*EXTRACTED ENTRIES:*
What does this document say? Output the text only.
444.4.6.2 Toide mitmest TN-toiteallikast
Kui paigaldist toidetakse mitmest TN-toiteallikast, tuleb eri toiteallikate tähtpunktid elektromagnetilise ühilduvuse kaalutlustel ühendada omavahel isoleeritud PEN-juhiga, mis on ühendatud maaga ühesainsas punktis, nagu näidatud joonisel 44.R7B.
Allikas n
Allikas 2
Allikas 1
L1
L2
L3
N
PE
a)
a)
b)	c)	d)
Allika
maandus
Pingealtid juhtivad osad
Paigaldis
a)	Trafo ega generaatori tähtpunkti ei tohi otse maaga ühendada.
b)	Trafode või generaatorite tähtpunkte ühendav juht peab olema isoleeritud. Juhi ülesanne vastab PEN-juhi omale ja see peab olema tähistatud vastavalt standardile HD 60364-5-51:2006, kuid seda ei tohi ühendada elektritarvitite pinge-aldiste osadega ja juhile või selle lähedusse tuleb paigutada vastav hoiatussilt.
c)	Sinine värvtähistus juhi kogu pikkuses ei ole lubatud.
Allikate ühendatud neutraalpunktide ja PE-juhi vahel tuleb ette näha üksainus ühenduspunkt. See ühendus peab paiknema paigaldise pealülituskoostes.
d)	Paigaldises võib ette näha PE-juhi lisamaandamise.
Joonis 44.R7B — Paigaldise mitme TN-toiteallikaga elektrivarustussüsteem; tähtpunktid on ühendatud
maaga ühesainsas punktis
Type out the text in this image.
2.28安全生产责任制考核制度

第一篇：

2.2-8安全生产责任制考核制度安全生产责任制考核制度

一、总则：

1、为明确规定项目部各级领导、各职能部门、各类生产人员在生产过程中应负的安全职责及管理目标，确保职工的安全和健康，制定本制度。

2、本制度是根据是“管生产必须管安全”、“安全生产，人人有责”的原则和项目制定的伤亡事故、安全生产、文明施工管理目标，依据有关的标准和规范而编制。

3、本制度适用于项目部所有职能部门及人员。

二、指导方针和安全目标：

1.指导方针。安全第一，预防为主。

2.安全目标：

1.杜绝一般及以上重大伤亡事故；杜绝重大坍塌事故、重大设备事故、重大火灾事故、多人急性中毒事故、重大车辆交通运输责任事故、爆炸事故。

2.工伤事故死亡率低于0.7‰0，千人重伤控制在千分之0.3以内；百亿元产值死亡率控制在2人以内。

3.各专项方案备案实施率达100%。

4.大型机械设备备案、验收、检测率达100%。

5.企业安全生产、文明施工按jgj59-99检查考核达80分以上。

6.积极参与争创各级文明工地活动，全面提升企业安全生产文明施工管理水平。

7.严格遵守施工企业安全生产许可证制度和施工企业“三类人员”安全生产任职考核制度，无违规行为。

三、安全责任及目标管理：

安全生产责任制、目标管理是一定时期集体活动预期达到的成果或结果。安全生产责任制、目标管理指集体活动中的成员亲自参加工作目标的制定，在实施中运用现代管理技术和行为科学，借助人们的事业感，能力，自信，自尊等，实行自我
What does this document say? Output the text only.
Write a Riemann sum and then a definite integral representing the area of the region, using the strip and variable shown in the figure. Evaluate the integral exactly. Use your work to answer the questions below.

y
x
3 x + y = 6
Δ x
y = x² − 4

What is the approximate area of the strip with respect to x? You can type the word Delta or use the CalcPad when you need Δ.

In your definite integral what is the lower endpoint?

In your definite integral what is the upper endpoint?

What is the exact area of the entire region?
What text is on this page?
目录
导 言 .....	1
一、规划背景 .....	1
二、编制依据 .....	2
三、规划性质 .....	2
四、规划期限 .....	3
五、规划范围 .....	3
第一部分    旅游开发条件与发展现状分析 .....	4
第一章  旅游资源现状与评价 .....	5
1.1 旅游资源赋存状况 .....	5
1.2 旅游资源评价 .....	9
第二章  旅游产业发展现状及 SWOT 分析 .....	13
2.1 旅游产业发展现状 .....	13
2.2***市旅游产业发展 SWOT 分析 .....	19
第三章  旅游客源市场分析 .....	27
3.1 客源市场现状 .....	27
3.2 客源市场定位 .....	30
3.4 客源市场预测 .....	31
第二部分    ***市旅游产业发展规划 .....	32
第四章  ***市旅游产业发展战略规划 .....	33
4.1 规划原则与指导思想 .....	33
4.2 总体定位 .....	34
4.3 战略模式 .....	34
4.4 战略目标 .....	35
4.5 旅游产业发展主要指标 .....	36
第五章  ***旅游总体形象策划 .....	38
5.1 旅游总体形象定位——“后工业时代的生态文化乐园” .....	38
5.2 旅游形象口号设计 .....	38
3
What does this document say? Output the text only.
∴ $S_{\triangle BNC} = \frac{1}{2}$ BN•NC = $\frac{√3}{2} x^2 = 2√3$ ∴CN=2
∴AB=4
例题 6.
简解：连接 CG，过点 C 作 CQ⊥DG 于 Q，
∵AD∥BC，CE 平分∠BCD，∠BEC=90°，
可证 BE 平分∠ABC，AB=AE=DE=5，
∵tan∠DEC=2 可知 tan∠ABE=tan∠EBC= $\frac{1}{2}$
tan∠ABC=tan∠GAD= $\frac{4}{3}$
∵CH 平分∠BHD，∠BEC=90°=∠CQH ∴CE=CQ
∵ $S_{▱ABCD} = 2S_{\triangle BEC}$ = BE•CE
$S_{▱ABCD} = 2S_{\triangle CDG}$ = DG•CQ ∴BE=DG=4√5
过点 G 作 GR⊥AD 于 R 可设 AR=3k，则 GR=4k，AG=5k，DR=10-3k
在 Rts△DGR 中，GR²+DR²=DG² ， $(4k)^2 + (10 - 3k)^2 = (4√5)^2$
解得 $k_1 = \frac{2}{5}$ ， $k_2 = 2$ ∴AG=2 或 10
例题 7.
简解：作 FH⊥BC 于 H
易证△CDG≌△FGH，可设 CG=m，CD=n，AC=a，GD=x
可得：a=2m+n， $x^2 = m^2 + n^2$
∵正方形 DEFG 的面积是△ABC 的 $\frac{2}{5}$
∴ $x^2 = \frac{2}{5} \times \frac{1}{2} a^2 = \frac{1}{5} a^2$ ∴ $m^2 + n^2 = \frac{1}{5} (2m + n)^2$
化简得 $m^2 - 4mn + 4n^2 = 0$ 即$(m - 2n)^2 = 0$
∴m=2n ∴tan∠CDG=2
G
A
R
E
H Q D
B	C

*EXERCISE TASK:* For this exercise, gather every line of the data that contains the word "tuleb".

*FINAL RESULT:*
Kui paigaldist toidetakse mitmest TN-toiteallikast, tuleb eri toiteallikate tähtpunktid elektromagnetilise ühilduvuse kaalutlustel ühendada omavahel isoleeritud PEN-juhiga, mis on ühendatud maaga ühesainsas punktis, nagu näidatud joonisel 44.R7B.
b)	Trafode või generaatorite tähtpunkte ühendav juht peab olema isoleeritud. Juhi ülesanne vastab PEN-juhi omale ja see peab olema tähistatud vastavalt standardile HD 60364-5-51:2006, kuid seda ei tohi ühendada elektritarvitite pinge-aldiste osadega ja juhile või selle lähedusse tuleb paigutada vastav hoiatussilt.
Allikate ühendatud neutraalpunktide ja PE-juhi vahel tuleb ette näha üksainus ühenduspunkt. See ühendus peab paiknema paigaldise pealülituskoostes.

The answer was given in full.